━━ Record excerpts

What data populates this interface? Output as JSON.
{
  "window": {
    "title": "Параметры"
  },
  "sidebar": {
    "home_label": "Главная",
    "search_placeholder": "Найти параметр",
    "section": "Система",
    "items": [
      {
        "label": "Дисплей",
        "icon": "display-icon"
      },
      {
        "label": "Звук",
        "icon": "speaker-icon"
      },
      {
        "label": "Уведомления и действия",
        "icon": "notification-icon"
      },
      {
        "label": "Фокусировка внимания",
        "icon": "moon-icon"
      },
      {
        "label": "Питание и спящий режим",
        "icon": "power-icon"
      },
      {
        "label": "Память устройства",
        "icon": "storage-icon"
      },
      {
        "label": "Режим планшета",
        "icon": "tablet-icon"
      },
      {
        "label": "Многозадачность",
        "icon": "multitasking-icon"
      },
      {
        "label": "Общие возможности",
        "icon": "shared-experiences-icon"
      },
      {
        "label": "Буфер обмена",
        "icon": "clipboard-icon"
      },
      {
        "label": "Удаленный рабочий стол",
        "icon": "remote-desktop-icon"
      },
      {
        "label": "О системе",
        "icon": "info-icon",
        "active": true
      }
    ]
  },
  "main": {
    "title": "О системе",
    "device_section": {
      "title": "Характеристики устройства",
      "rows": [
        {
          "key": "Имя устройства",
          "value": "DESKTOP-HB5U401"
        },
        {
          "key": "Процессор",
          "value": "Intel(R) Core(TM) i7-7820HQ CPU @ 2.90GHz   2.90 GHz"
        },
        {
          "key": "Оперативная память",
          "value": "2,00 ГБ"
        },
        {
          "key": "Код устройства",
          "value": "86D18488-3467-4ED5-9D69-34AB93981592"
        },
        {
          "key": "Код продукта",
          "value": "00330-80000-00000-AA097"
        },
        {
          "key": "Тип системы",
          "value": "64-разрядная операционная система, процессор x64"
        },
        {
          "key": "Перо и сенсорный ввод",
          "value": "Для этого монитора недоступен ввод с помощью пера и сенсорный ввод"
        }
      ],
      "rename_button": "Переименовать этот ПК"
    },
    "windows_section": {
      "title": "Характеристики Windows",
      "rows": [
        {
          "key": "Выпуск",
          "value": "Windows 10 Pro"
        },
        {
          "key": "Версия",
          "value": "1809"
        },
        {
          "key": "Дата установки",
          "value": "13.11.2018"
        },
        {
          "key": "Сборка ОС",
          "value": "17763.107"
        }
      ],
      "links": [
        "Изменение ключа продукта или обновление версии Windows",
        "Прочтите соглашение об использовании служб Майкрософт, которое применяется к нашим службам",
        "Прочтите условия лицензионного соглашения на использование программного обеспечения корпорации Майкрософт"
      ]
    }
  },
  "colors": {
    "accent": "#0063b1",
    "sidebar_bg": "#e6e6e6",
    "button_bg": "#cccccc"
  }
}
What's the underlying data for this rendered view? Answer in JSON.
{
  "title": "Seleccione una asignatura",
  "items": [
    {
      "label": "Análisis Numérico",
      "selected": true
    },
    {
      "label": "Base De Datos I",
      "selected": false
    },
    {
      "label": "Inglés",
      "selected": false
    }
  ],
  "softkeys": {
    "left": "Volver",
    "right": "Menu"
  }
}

━━━━

▸ **Your goal**
Take every line from the one containing "What's the underlying" to the end of the listing and output it exactly, with nothing else.

▸ **Task answer**
What's the underlying data for this rendered view? Answer in JSON.
{
  "title": "Seleccione una asignatura",
  "items": [
    {
      "label": "Análisis Numérico",
      "selected": true
    },
    {
      "label": "Base De Datos I",
      "selected": false
    },
    {
      "label": "Inglés",
      "selected": false
    }
  ],
  "softkeys": {
    "left": "Volver",
    "right": "Menu"
  }
}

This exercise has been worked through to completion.